- **Exercise objective**
Locate and copy all lines bearing the word "color".

- **Records**
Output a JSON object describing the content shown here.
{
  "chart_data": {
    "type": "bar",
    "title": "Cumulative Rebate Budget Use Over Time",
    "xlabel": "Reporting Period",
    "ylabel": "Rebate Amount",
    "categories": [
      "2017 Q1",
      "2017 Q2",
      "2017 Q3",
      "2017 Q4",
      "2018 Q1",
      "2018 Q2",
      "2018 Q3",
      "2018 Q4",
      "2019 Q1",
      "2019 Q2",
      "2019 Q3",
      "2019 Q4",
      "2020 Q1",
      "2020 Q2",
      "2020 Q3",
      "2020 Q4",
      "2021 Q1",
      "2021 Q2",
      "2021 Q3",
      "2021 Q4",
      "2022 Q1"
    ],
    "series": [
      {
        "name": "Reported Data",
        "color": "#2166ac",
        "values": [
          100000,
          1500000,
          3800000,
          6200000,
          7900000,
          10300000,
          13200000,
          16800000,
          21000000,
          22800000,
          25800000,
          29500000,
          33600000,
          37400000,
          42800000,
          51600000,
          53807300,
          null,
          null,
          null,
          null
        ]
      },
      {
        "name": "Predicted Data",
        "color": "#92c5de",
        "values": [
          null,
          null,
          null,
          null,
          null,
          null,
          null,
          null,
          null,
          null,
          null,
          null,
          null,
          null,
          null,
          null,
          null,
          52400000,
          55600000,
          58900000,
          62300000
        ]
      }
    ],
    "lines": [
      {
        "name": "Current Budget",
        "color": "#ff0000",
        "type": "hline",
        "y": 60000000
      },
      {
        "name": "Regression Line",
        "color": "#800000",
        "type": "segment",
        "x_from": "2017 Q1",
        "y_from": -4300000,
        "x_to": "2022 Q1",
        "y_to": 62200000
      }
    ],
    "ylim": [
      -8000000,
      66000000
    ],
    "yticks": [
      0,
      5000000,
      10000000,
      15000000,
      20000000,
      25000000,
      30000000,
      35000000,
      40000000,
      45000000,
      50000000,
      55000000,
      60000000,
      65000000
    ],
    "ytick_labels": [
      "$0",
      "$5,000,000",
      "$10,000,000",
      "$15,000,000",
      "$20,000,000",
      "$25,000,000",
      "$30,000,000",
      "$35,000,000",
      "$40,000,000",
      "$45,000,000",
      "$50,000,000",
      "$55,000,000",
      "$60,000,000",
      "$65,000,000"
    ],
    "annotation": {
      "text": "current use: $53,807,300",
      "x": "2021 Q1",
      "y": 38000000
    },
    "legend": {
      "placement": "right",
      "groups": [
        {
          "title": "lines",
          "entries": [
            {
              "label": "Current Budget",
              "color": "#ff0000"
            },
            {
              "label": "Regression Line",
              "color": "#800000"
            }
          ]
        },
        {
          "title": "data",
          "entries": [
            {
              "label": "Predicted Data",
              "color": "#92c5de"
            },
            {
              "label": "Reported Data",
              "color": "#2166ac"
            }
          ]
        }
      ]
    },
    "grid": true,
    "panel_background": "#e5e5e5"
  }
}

- **Task output**
        "color": "#2166ac",
        "color": "#92c5de",
        "color": "#ff0000",
        "color": "#800000",
              "color": "#ff0000"
              "color": "#800000"
              "color": "#92c5de"
              "color": "#2166ac"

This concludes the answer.